Copy each of the entries below faithfully, setting aside any pictures.

>>>

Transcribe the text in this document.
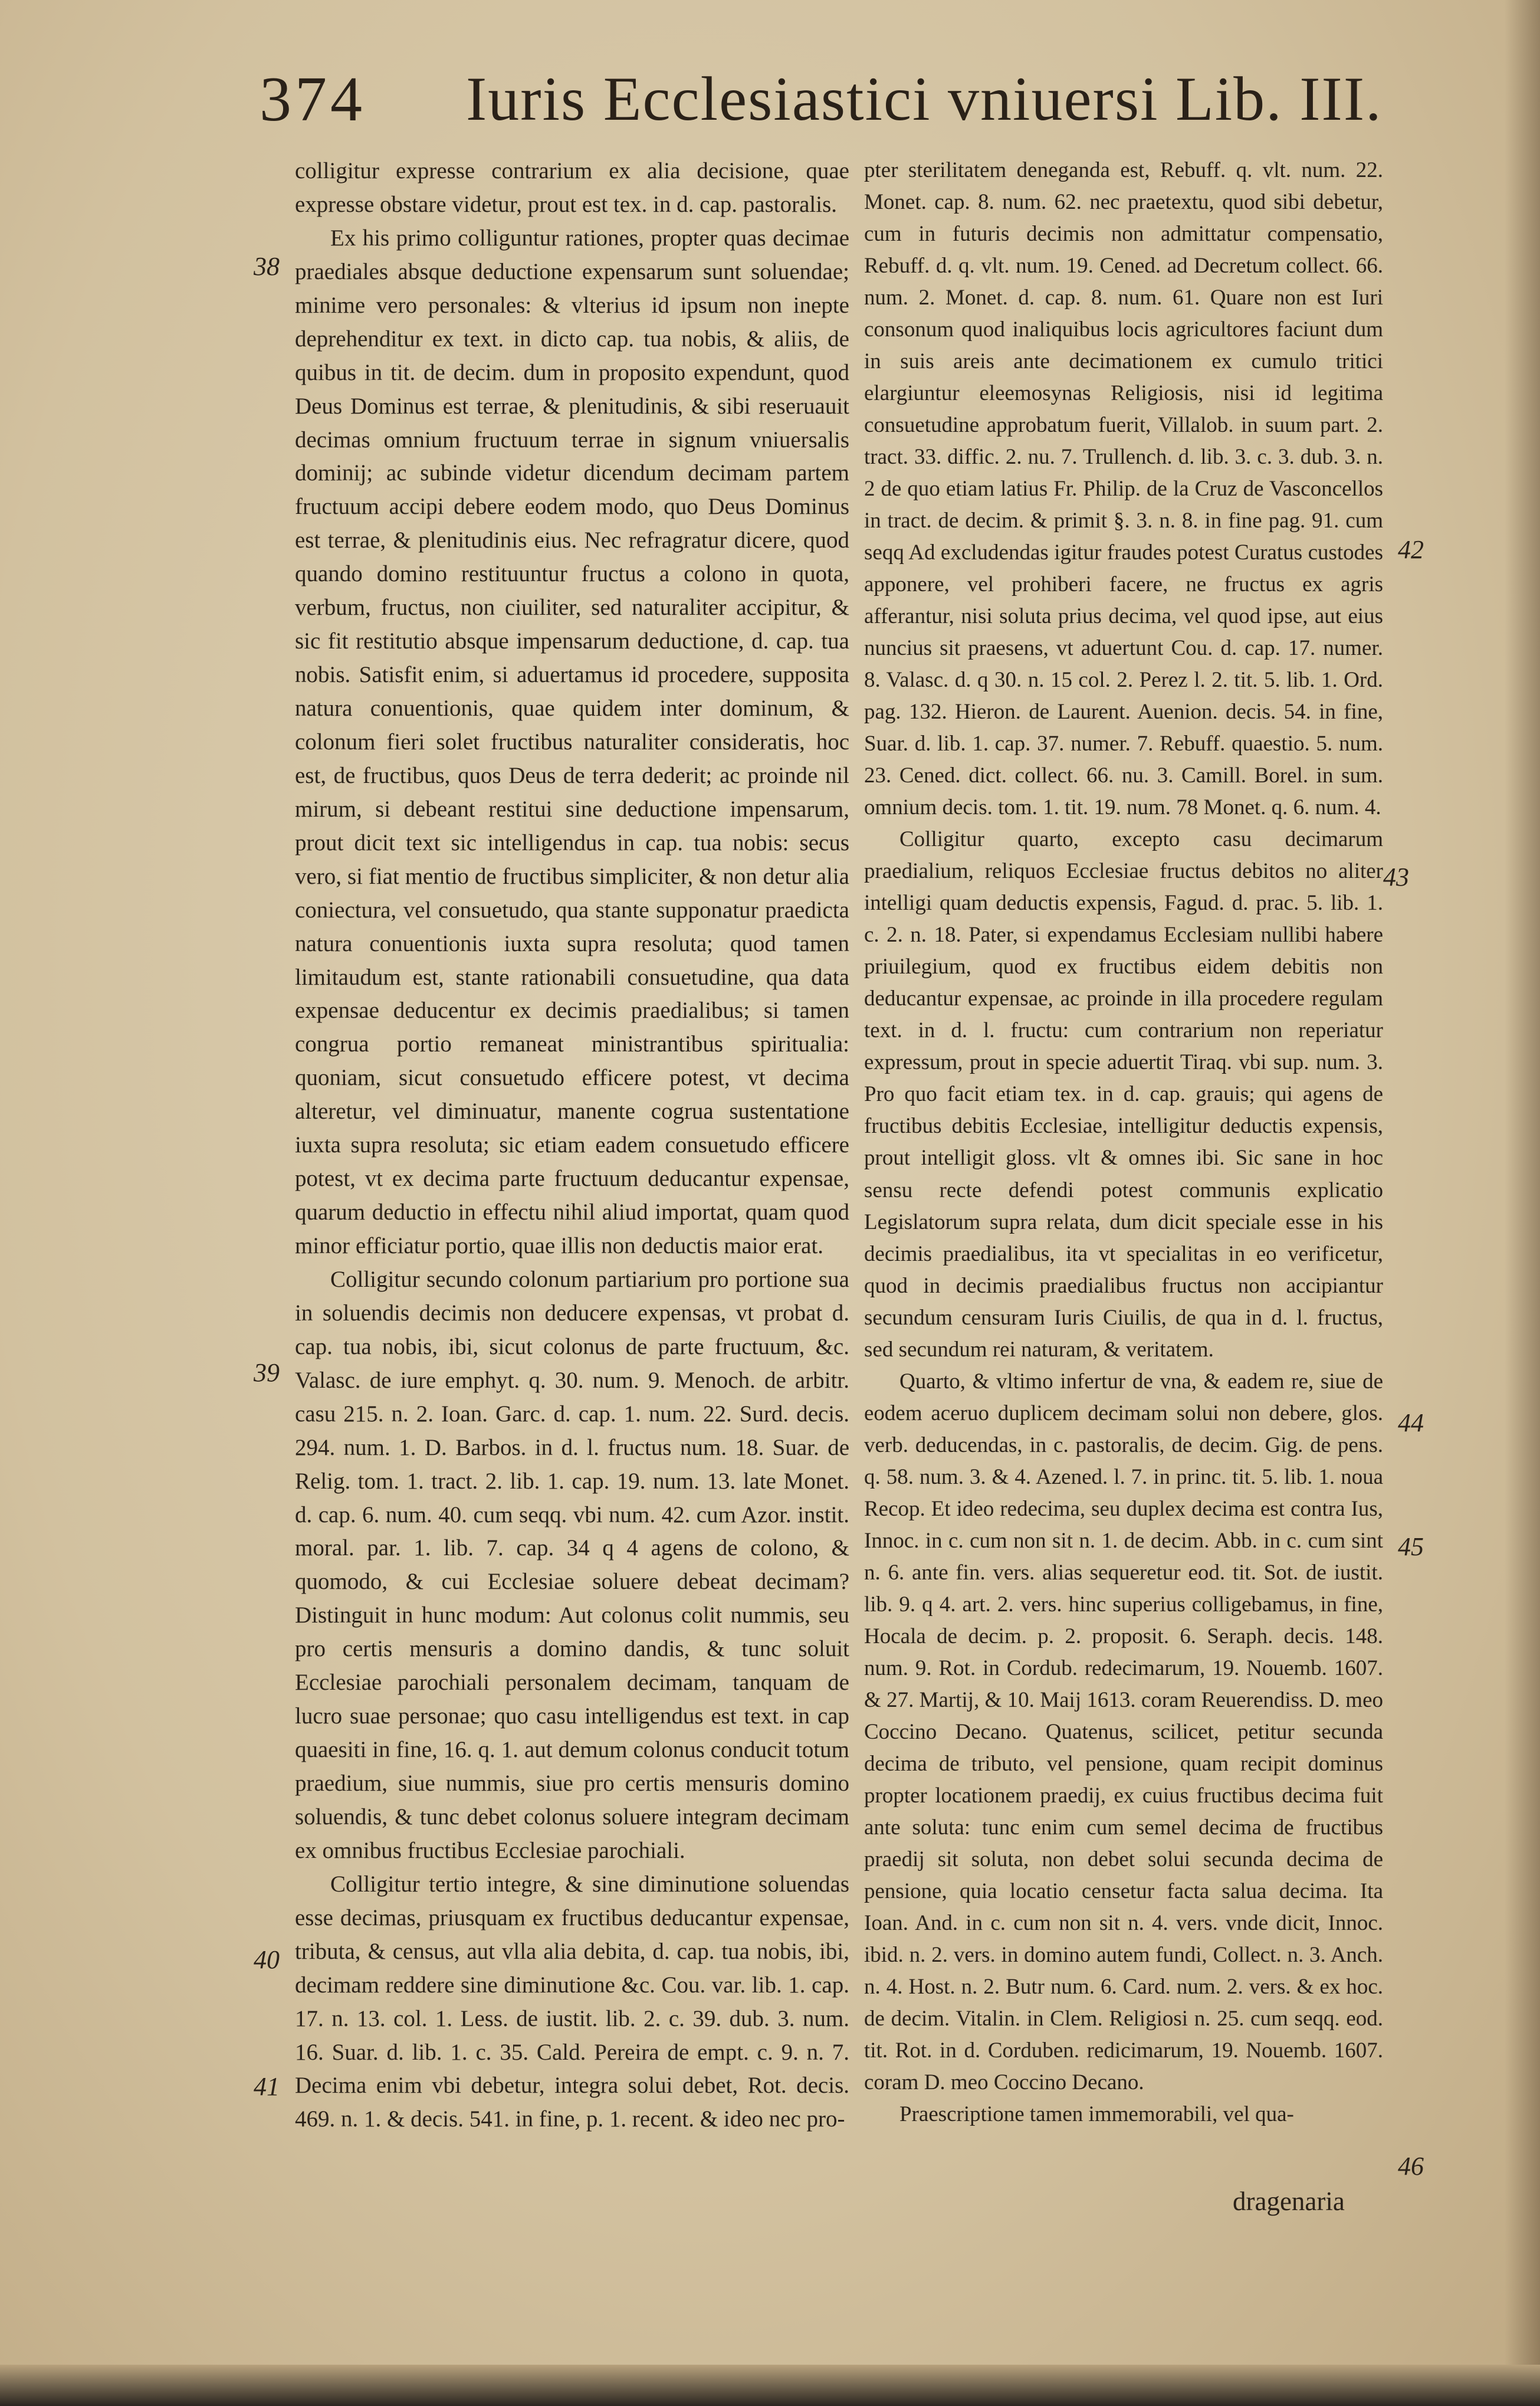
374 Iuris Ecclesiastici vniuersi Lib. III.

colligitur expresse contrarium ex alia decisione, quae expresse obstare videtur, prout est tex. in d. cap. pastoralis.

Ex his primo colliguntur rationes, propter quas decimae praediales absque deductione expensarum sunt soluendae; minime vero personales: & vlterius id ipsum non inepte deprehenditur ex text. in dicto cap. tua nobis, & aliis, de quibus in tit. de decim. dum in proposito expendunt, quod Deus Dominus est terrae, & plenitudinis, & sibi reseruauit decimas omnium fructuum terrae in signum vniuersalis dominij; ac subinde videtur dicendum decimam partem fructuum accipi debere eodem modo, quo Deus Dominus est terrae, & plenitudinis eius. Nec refragratur dicere, quod quando domino restituuntur fructus a colono in quota, verbum, fructus, non ciuiliter, sed naturaliter accipitur, & sic fit restitutio absque impensarum deductione, d. cap. tua nobis. Satisfit enim, si aduertamus id procedere, supposita natura conuentionis, quae quidem inter dominum, & colonum fieri solet fructibus naturaliter consideratis, hoc est, de fructibus, quos Deus de terra dederit; ac proinde nil mirum, si debeant restitui sine deductione impensarum, prout dicit text sic intelligendus in cap. tua nobis: secus vero, si fiat mentio de fructibus simpliciter, & non detur alia coniectura, vel consuetudo, qua stante supponatur praedicta natura conuentionis iuxta supra resoluta; quod tamen limitaudum est, stante rationabili consuetudine, qua data expensae deducentur ex decimis praedialibus; si tamen congrua portio remaneat ministrantibus spiritualia: quoniam, sicut consuetudo efficere potest, vt decima alteretur, vel diminuatur, manente cogrua sustentatione iuxta supra resoluta; sic etiam eadem consuetudo efficere potest, vt ex decima parte fructuum deducantur expensae, quarum deductio in effectu nihil aliud importat, quam quod minor efficiatur portio, quae illis non deductis maior erat.

Colligitur secundo colonum partiarium pro portione sua in soluendis decimis non deducere expensas, vt probat d. cap. tua nobis, ibi, sicut colonus de parte fructuum, &c. Valasc. de iure emphyt. q. 30. num. 9. Menoch. de arbitr. casu 215. n. 2. Ioan. Garc. d. cap. 1. num. 22. Surd. decis. 294. num. 1. D. Barbos. in d. l. fructus num. 18. Suar. de Relig. tom. 1. tract. 2. lib. 1. cap. 19. num. 13. late Monet. d. cap. 6. num. 40. cum seqq. vbi num. 42. cum Azor. instit. moral. par. 1. lib. 7. cap. 34 q 4 agens de colono, & quomodo, & cui Ecclesiae soluere debeat decimam? Distinguit in hunc modum: Aut colonus colit nummis, seu pro certis mensuris a domino dandis, & tunc soluit Ecclesiae parochiali personalem decimam, tanquam de lucro suae personae; quo casu intelligendus est text. in cap quaesiti in fine, 16. q. 1. aut demum colonus conducit totum praedium, siue nummis, siue pro certis mensuris domino soluendis, & tunc debet colonus soluere integram decimam ex omnibus fructibus Ecclesiae parochiali.

Colligitur tertio integre, & sine diminutione soluendas esse decimas, priusquam ex fructibus deducantur expensae, tributa, & census, aut vlla alia debita, d. cap. tua nobis, ibi, decimam reddere sine diminutione &c. Cou. var. lib. 1. cap. 17. n. 13. col. 1. Less. de iustit. lib. 2. c. 39. dub. 3. num. 16. Suar. d. lib. 1. c. 35. Cald. Pereira de empt. c. 9. n. 7. Decima enim vbi debetur, integra solui debet, Rot. decis. 469. n. 1. & decis. 541. in fine, p. 1. recent. & ideo nec pro-

38
39
40
41

pter sterilitatem deneganda est, Rebuff. q. vlt. num. 22. Monet. cap. 8. num. 62. nec praetextu, quod sibi debetur, cum in futuris decimis non admittatur compensatio, Rebuff. d. q. vlt. num. 19. Cened. ad Decretum collect. 66. num. 2. Monet. d. cap. 8. num. 61. Quare non est Iuri consonum quod inaliquibus locis agricultores faciunt dum in suis areis ante decimationem ex cumulo tritici elargiuntur eleemosynas Religiosis, nisi id legitima consuetudine approbatum fuerit, Villalob. in suum part. 2. tract. 33. diffic. 2. nu. 7. Trullench. d. lib. 3. c. 3. dub. 3. n. 2 de quo etiam latius Fr. Philip. de la Cruz de Vasconcellos in tract. de decim. & primit §. 3. n. 8. in fine pag. 91. cum seqq Ad excludendas igitur fraudes potest Curatus custodes apponere, vel prohiberi facere, ne fructus ex agris afferantur, nisi soluta prius decima, vel quod ipse, aut eius nuncius sit praesens, vt aduertunt Cou. d. cap. 17. numer. 8. Valasc. d. q 30. n. 15 col. 2. Perez l. 2. tit. 5. lib. 1. Ord. pag. 132. Hieron. de Laurent. Auenion. decis. 54. in fine, Suar. d. lib. 1. cap. 37. numer. 7. Rebuff. quaestio. 5. num. 23. Cened. dict. collect. 66. nu. 3. Camill. Borel. in sum. omnium decis. tom. 1. tit. 19. num. 78 Monet. q. 6. num. 4.

Colligitur quarto, excepto casu decimarum praedialium, reliquos Ecclesiae fructus debitos no aliter intelligi quam deductis expensis, Fagud. d. prac. 5. lib. 1. c. 2. n. 18. Pater, si expendamus Ecclesiam nullibi habere priuilegium, quod ex fructibus eidem debitis non deducantur expensae, ac proinde in illa procedere regulam text. in d. l. fructu: cum contrarium non reperiatur expressum, prout in specie aduertit Tiraq. vbi sup. num. 3. Pro quo facit etiam tex. in d. cap. grauis; qui agens de fructibus debitis Ecclesiae, intelligitur deductis expensis, prout intelligit gloss. vlt & omnes ibi. Sic sane in hoc sensu recte defendi potest communis explicatio Legislatorum supra relata, dum dicit speciale esse in his decimis praedialibus, ita vt specialitas in eo verificetur, quod in decimis praedialibus fructus non accipiantur secundum censuram Iuris Ciuilis, de qua in d. l. fructus, sed secundum rei naturam, & veritatem.

Quarto, & vltimo infertur de vna, & eadem re, siue de eodem aceruo duplicem decimam solui non debere, glos. verb. deducendas, in c. pastoralis, de decim. Gig. de pens. q. 58. num. 3. & 4. Azened. l. 7. in princ. tit. 5. lib. 1. noua Recop. Et ideo redecima, seu duplex decima est contra Ius, Innoc. in c. cum non sit n. 1. de decim. Abb. in c. cum sint n. 6. ante fin. vers. alias sequeretur eod. tit. Sot. de iustit. lib. 9. q 4. art. 2. vers. hinc superius colligebamus, in fine, Hocala de decim. p. 2. proposit. 6. Seraph. decis. 148. num. 9. Rot. in Cordub. redecimarum, 19. Nouemb. 1607. & 27. Martij, & 10. Maij 1613. coram Reuerendiss. D. meo Coccino Decano. Quatenus, scilicet, petitur secunda decima de tributo, vel pensione, quam recipit dominus propter locationem praedij, ex cuius fructibus decima fuit ante soluta: tunc enim cum semel decima de fructibus praedij sit soluta, non debet solui secunda decima de pensione, quia locatio censetur facta salua decima. Ita Ioan. And. in c. cum non sit n. 4. vers. vnde dicit, Innoc. ibid. n. 2. vers. in domino autem fundi, Collect. n. 3. Anch. n. 4. Host. n. 2. Butr num. 6. Card. num. 2. vers. & ex hoc. de decim. Vitalin. in Clem. Religiosi n. 25. cum seqq. eod. tit. Rot. in d. Corduben. redicimarum, 19. Nouemb. 1607. coram D. meo Coccino Decano.

Praescriptione tamen immemorabili, vel qua-

42
43
44
45
46
dragenaria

<<<

▶ _Worked answer_:
Transcribe the text in this document.
374 Iuris Ecclesiastici vniuersi Lib. III.

colligitur expresse contrarium ex alia decisione, quae expresse obstare videtur, prout est tex. in d. cap. pastoralis.

Ex his primo colliguntur rationes, propter quas decimae praediales absque deductione expensarum sunt soluendae; minime vero personales: & vlterius id ipsum non inepte deprehenditur ex text. in dicto cap. tua nobis, & aliis, de quibus in tit. de decim. dum in proposito expendunt, quod Deus Dominus est terrae, & plenitudinis, & sibi reseruauit decimas omnium fructuum terrae in signum vniuersalis dominij; ac subinde videtur dicendum decimam partem fructuum accipi debere eodem modo, quo Deus Dominus est terrae, & plenitudinis eius. Nec refragratur dicere, quod quando domino restituuntur fructus a colono in quota, verbum, fructus, non ciuiliter, sed naturaliter accipitur, & sic fit restitutio absque impensarum deductione, d. cap. tua nobis. Satisfit enim, si aduertamus id procedere, supposita natura conuentionis, quae quidem inter dominum, & colonum fieri solet fructibus naturaliter consideratis, hoc est, de fructibus, quos Deus de terra dederit; ac proinde nil mirum, si debeant restitui sine deductione impensarum, prout dicit text sic intelligendus in cap. tua nobis: secus vero, si fiat mentio de fructibus simpliciter, & non detur alia coniectura, vel consuetudo, qua stante supponatur praedicta natura conuentionis iuxta supra resoluta; quod tamen limitaudum est, stante rationabili consuetudine, qua data expensae deducentur ex decimis praedialibus; si tamen congrua portio remaneat ministrantibus spiritualia: quoniam, sicut consuetudo efficere potest, vt decima alteretur, vel diminuatur, manente cogrua sustentatione iuxta supra resoluta; sic etiam eadem consuetudo efficere potest, vt ex decima parte fructuum deducantur expensae, quarum deductio in effectu nihil aliud importat, quam quod minor efficiatur portio, quae illis non deductis maior erat.

Colligitur secundo colonum partiarium pro portione sua in soluendis decimis non deducere expensas, vt probat d. cap. tua nobis, ibi, sicut colonus de parte fructuum, &c. Valasc. de iure emphyt. q. 30. num. 9. Menoch. de arbitr. casu 215. n. 2. Ioan. Garc. d. cap. 1. num. 22. Surd. decis. 294. num. 1. D. Barbos. in d. l. fructus num. 18. Suar. de Relig. tom. 1. tract. 2. lib. 1. cap. 19. num. 13. late Monet. d. cap. 6. num. 40. cum seqq. vbi num. 42. cum Azor. instit. moral. par. 1. lib. 7. cap. 34 q 4 agens de colono, & quomodo, & cui Ecclesiae soluere debeat decimam? Distinguit in hunc modum: Aut colonus colit nummis, seu pro certis mensuris a domino dandis, & tunc soluit Ecclesiae parochiali personalem decimam, tanquam de lucro suae personae; quo casu intelligendus est text. in cap quaesiti in fine, 16. q. 1. aut demum colonus conducit totum praedium, siue nummis, siue pro certis mensuris domino soluendis, & tunc debet colonus soluere integram decimam ex omnibus fructibus Ecclesiae parochiali.

Colligitur tertio integre, & sine diminutione soluendas esse decimas, priusquam ex fructibus deducantur expensae, tributa, & census, aut vlla alia debita, d. cap. tua nobis, ibi, decimam reddere sine diminutione &c. Cou. var. lib. 1. cap. 17. n. 13. col. 1. Less. de iustit. lib. 2. c. 39. dub. 3. num. 16. Suar. d. lib. 1. c. 35. Cald. Pereira de empt. c. 9. n. 7. Decima enim vbi debetur, integra solui debet, Rot. decis. 469. n. 1. & decis. 541. in fine, p. 1. recent. & ideo nec pro-

38
39
40
41

pter sterilitatem deneganda est, Rebuff. q. vlt. num. 22. Monet. cap. 8. num. 62. nec praetextu, quod sibi debetur, cum in futuris decimis non admittatur compensatio, Rebuff. d. q. vlt. num. 19. Cened. ad Decretum collect. 66. num. 2. Monet. d. cap. 8. num. 61. Quare non est Iuri consonum quod inaliquibus locis agricultores faciunt dum in suis areis ante decimationem ex cumulo tritici elargiuntur eleemosynas Religiosis, nisi id legitima consuetudine approbatum fuerit, Villalob. in suum part. 2. tract. 33. diffic. 2. nu. 7. Trullench. d. lib. 3. c. 3. dub. 3. n. 2 de quo etiam latius Fr. Philip. de la Cruz de Vasconcellos in tract. de decim. & primit §. 3. n. 8. in fine pag. 91. cum seqq Ad excludendas igitur fraudes potest Curatus custodes apponere, vel prohiberi facere, ne fructus ex agris afferantur, nisi soluta prius decima, vel quod ipse, aut eius nuncius sit praesens, vt aduertunt Cou. d. cap. 17. numer. 8. Valasc. d. q 30. n. 15 col. 2. Perez l. 2. tit. 5. lib. 1. Ord. pag. 132. Hieron. de Laurent. Auenion. decis. 54. in fine, Suar. d. lib. 1. cap. 37. numer. 7. Rebuff. quaestio. 5. num. 23. Cened. dict. collect. 66. nu. 3. Camill. Borel. in sum. omnium decis. tom. 1. tit. 19. num. 78 Monet. q. 6. num. 4.

Colligitur quarto, excepto casu decimarum praedialium, reliquos Ecclesiae fructus debitos no aliter intelligi quam deductis expensis, Fagud. d. prac. 5. lib. 1. c. 2. n. 18. Pater, si expendamus Ecclesiam nullibi habere priuilegium, quod ex fructibus eidem debitis non deducantur expensae, ac proinde in illa procedere regulam text. in d. l. fructu: cum contrarium non reperiatur expressum, prout in specie aduertit Tiraq. vbi sup. num. 3. Pro quo facit etiam tex. in d. cap. grauis; qui agens de fructibus debitis Ecclesiae, intelligitur deductis expensis, prout intelligit gloss. vlt & omnes ibi. Sic sane in hoc sensu recte defendi potest communis explicatio Legislatorum supra relata, dum dicit speciale esse in his decimis praedialibus, ita vt specialitas in eo verificetur, quod in decimis praedialibus fructus non accipiantur secundum censuram Iuris Ciuilis, de qua in d. l. fructus, sed secundum rei naturam, & veritatem.

Quarto, & vltimo infertur de vna, & eadem re, siue de eodem aceruo duplicem decimam solui non debere, glos. verb. deducendas, in c. pastoralis, de decim. Gig. de pens. q. 58. num. 3. & 4. Azened. l. 7. in princ. tit. 5. lib. 1. noua Recop. Et ideo redecima, seu duplex decima est contra Ius, Innoc. in c. cum non sit n. 1. de decim. Abb. in c. cum sint n. 6. ante fin. vers. alias sequeretur eod. tit. Sot. de iustit. lib. 9. q 4. art. 2. vers. hinc superius colligebamus, in fine, Hocala de decim. p. 2. proposit. 6. Seraph. decis. 148. num. 9. Rot. in Cordub. redecimarum, 19. Nouemb. 1607. & 27. Martij, & 10. Maij 1613. coram Reuerendiss. D. meo Coccino Decano. Quatenus, scilicet, petitur secunda decima de tributo, vel pensione, quam recipit dominus propter locationem praedij, ex cuius fructibus decima fuit ante soluta: tunc enim cum semel decima de fructibus praedij sit soluta, non debet solui secunda decima de pensione, quia locatio censetur facta salua decima. Ita Ioan. And. in c. cum non sit n. 4. vers. vnde dicit, Innoc. ibid. n. 2. vers. in domino autem fundi, Collect. n. 3. Anch. n. 4. Host. n. 2. Butr num. 6. Card. num. 2. vers. & ex hoc. de decim. Vitalin. in Clem. Religiosi n. 25. cum seqq. eod. tit. Rot. in d. Corduben. redicimarum, 19. Nouemb. 1607. coram D. meo Coccino Decano.

Praescriptione tamen immemorabili, vel qua-

42
43
44
45
46
dragenaria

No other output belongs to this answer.